(Extracted records)

+++

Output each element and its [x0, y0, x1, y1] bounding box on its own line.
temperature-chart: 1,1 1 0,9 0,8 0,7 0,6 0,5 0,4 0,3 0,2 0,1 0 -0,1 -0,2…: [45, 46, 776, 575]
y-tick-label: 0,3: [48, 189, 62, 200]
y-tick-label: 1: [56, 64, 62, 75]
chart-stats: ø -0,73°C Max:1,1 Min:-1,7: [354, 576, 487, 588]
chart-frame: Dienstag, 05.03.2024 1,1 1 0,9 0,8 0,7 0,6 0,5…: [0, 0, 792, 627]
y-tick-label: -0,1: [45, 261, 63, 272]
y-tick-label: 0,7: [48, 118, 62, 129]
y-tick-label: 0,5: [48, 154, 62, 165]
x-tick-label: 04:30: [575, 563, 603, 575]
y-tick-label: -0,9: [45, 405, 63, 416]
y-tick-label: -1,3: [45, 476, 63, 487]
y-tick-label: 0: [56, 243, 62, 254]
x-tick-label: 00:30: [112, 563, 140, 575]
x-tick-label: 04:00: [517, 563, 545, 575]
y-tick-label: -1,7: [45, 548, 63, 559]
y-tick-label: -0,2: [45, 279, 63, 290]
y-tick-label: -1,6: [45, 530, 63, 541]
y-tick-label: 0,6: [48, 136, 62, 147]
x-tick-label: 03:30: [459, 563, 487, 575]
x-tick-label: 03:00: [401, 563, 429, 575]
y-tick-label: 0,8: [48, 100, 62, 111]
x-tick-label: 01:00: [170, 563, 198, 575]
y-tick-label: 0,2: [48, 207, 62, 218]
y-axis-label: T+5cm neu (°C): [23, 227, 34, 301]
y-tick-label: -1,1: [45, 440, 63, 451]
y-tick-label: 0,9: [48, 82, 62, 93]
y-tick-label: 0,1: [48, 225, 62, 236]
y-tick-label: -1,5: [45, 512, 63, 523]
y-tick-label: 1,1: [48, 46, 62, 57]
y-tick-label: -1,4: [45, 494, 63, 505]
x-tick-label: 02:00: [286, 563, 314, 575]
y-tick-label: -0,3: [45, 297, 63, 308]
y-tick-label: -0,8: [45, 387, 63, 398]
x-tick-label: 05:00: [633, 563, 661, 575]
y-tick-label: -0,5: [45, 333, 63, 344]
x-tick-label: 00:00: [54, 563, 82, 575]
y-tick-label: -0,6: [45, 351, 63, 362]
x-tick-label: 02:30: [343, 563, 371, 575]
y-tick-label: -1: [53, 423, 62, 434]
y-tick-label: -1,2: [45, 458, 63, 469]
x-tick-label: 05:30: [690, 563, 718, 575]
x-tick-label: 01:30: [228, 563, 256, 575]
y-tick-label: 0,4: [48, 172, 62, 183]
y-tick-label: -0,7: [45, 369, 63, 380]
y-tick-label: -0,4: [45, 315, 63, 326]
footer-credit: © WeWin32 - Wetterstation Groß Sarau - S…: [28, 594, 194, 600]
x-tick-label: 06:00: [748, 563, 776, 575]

+++

(Written task) Reproduce verbatim the stretch of the entries above from the first line through the line containing "y-tick-label: 0,7: [48, 118, 62, 129]", with both ends included.

(The result)
Output each element and its [x0, y0, x1, y1] bounding box on its own line.
temperature-chart: 1,1 1 0,9 0,8 0,7 0,6 0,5 0,4 0,3 0,2 0,1 0 -0,1 -0,2…: [45, 46, 776, 575]
y-tick-label: 0,3: [48, 189, 62, 200]
y-tick-label: 1: [56, 64, 62, 75]
chart-stats: ø -0,73°C Max:1,1 Min:-1,7: [354, 576, 487, 588]
chart-frame: Dienstag, 05.03.2024 1,1 1 0,9 0,8 0,7 0,6 0,5…: [0, 0, 792, 627]
y-tick-label: -0,1: [45, 261, 63, 272]
y-tick-label: 0,7: [48, 118, 62, 129]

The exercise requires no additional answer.